------ Task material ------

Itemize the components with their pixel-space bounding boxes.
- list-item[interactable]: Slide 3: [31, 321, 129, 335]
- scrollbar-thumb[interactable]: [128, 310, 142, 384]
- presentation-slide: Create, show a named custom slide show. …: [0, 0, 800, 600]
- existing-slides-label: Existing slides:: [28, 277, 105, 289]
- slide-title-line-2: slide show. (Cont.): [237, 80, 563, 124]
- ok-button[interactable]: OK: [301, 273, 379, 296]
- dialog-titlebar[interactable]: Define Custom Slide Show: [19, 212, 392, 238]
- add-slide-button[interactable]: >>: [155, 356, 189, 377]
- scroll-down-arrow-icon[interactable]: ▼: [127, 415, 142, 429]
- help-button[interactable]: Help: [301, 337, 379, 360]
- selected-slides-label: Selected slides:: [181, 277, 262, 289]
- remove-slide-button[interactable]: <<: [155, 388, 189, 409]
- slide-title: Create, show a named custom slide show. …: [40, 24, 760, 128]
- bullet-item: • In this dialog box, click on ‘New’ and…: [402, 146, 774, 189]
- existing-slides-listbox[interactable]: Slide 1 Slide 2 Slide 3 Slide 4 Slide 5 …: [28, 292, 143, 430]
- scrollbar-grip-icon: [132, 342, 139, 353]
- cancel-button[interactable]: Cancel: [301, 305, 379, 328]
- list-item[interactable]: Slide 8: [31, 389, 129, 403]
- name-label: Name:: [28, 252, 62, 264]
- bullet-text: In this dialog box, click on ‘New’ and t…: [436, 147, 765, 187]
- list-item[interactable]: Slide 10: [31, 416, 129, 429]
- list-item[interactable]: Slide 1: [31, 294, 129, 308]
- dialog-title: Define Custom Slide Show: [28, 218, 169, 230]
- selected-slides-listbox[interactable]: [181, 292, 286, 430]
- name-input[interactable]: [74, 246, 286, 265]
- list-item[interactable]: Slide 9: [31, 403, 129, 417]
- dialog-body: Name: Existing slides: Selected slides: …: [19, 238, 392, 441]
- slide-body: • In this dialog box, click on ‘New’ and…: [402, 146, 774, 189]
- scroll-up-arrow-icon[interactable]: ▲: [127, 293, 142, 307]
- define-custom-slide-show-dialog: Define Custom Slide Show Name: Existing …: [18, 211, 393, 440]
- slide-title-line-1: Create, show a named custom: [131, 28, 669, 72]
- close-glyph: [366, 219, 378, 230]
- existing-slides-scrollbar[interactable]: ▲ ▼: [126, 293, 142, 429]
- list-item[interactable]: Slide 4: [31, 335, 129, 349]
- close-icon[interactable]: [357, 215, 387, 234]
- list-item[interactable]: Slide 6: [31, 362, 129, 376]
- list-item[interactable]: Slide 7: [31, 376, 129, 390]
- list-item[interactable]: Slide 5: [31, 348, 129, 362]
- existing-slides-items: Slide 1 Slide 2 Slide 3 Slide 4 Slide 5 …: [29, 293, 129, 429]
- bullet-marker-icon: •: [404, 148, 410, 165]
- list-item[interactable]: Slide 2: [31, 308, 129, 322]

------

__The request__. Recast the lines above as a JSON list of strings, one string per line, and leave out any blank lines.

__Result below__.
[
  "Itemize the components with their pixel-space bounding boxes.",
  "- list-item[interactable]: Slide 3: [31, 321, 129, 335]",
  "- scrollbar-thumb[interactable]: [128, 310, 142, 384]",
  "- presentation-slide: Create, show a named custom slide show. …: [0, 0, 800, 600]",
  "- existing-slides-label: Existing slides:: [28, 277, 105, 289]",
  "- slide-title-line-2: slide show. (Cont.): [237, 80, 563, 124]",
  "- ok-button[interactable]: OK: [301, 273, 379, 296]",
  "- dialog-titlebar[interactable]: Define Custom Slide Show: [19, 212, 392, 238]",
  "- add-slide-button[interactable]: >>: [155, 356, 189, 377]",
  "- scroll-down-arrow-icon[interactable]: ▼: [127, 415, 142, 429]",
  "- help-button[interactable]: Help: [301, 337, 379, 360]",
  "- selected-slides-label: Selected slides:: [181, 277, 262, 289]",
  "- remove-slide-button[interactable]: <<: [155, 388, 189, 409]",
  "- slide-title: Create, show a named custom slide show. …: [40, 24, 760, 128]",
  "- bullet-item: • In this dialog box, click on ‘New’ and…: [402, 146, 774, 189]",
  "- existing-slides-listbox[interactable]: Slide 1 Slide 2 Slide 3 Slide 4 Slide 5 …: [28, 292, 143, 430]",
  "- scrollbar-grip-icon: [132, 342, 139, 353]",
  "- cancel-button[interactable]: Cancel: [301, 305, 379, 328]",
  "- list-item[interactable]: Slide 8: [31, 389, 129, 403]",
  "- name-label: Name:: [28, 252, 62, 264]",
  "- bullet-text: In this dialog box, click on ‘New’ and t…: [436, 147, 765, 187]",
  "- list-item[interactable]: Slide 10: [31, 416, 129, 429]",
  "- list-item[interactable]: Slide 1: [31, 294, 129, 308]",
  "- dialog-title: Define Custom Slide Show: [28, 218, 169, 230]",
  "- selected-slides-listbox[interactable]: [181, 292, 286, 430]",
  "- name-input[interactable]: [74, 246, 286, 265]",
  "- list-item[interactable]: Slide 9: [31, 403, 129, 417]",
  "- dialog-body: Name: Existing slides: Selected slides: …: [19, 238, 392, 441]",
  "- slide-body: • In this dialog box, click on ‘New’ and…: [402, 146, 774, 189]",
  "- scroll-up-arrow-icon[interactable]: ▲: [127, 293, 142, 307]",
  "- define-custom-slide-show-dialog: Define Custom Slide Show Name: Existing …: [18, 211, 393, 440]",
  "- slide-title-line-1: Create, show a named custom: [131, 28, 669, 72]",
  "- close-glyph: [366, 219, 378, 230]",
  "- existing-slides-scrollbar[interactable]: ▲ ▼: [126, 293, 142, 429]",
  "- list-item[interactable]: Slide 4: [31, 335, 129, 349]",
  "- close-icon[interactable]: [357, 215, 387, 234]",
  "- list-item[interactable]: Slide 6: [31, 362, 129, 376]",
  "- list-item[interactable]: Slide 7: [31, 376, 129, 390]",
  "- list-item[interactable]: Slide 5: [31, 348, 129, 362]",
  "- existing-slides-items: Slide 1 Slide 2 Slide 3 Slide 4 Slide 5 …: [29, 293, 129, 429]",
  "- bullet-marker-icon: •: [404, 148, 410, 165]",
  "- list-item[interactable]: Slide 2: [31, 308, 129, 322]"
]